Please write the listing below out again exactly, leaving every picture behind.

▸ **MATERIAL PROVIDED**:
<<<<

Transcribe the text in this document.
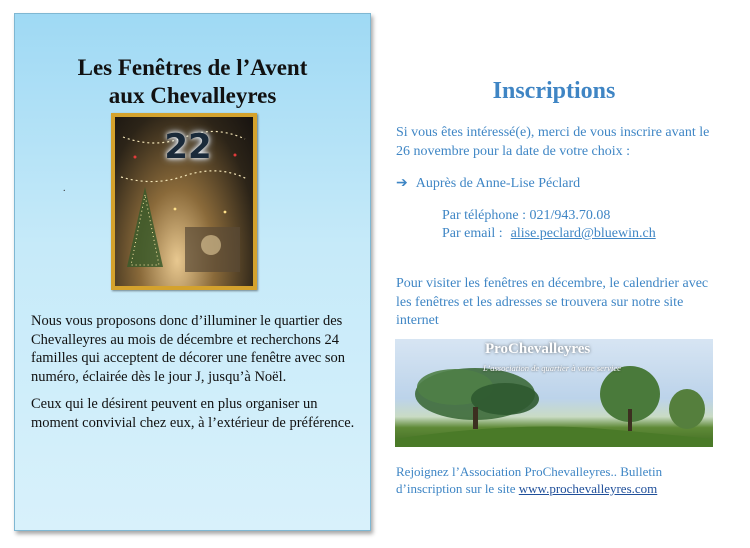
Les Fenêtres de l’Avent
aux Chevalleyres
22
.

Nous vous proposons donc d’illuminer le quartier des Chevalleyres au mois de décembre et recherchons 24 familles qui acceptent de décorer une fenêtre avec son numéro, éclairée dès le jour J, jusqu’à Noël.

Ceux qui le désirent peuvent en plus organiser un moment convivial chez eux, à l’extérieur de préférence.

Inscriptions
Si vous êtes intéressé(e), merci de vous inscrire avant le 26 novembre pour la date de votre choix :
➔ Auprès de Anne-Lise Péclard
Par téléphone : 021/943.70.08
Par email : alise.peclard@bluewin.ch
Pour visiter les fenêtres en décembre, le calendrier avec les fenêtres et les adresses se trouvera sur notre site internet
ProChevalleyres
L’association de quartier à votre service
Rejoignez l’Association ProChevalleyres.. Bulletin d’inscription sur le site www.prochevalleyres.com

>>>>

▸ **ANSWER BELOW**:
Transcribe the text in this document.
Les Fenêtres de l’Avent
aux Chevalleyres
22
.

Nous vous proposons donc d’illuminer le quartier des Chevalleyres au mois de décembre et recherchons 24 familles qui acceptent de décorer une fenêtre avec son numéro, éclairée dès le jour J, jusqu’à Noël.

Ceux qui le désirent peuvent en plus organiser un moment convivial chez eux, à l’extérieur de préférence.

Inscriptions
Si vous êtes intéressé(e), merci de vous inscrire avant le 26 novembre pour la date de votre choix :
➔ Auprès de Anne-Lise Péclard
Par téléphone : 021/943.70.08
Par email : alise.peclard@bluewin.ch
Pour visiter les fenêtres en décembre, le calendrier avec les fenêtres et les adresses se trouvera sur notre site internet
ProChevalleyres
L’association de quartier à votre service
Rejoignez l’Association ProChevalleyres.. Bulletin d’inscription sur le site www.prochevalleyres.com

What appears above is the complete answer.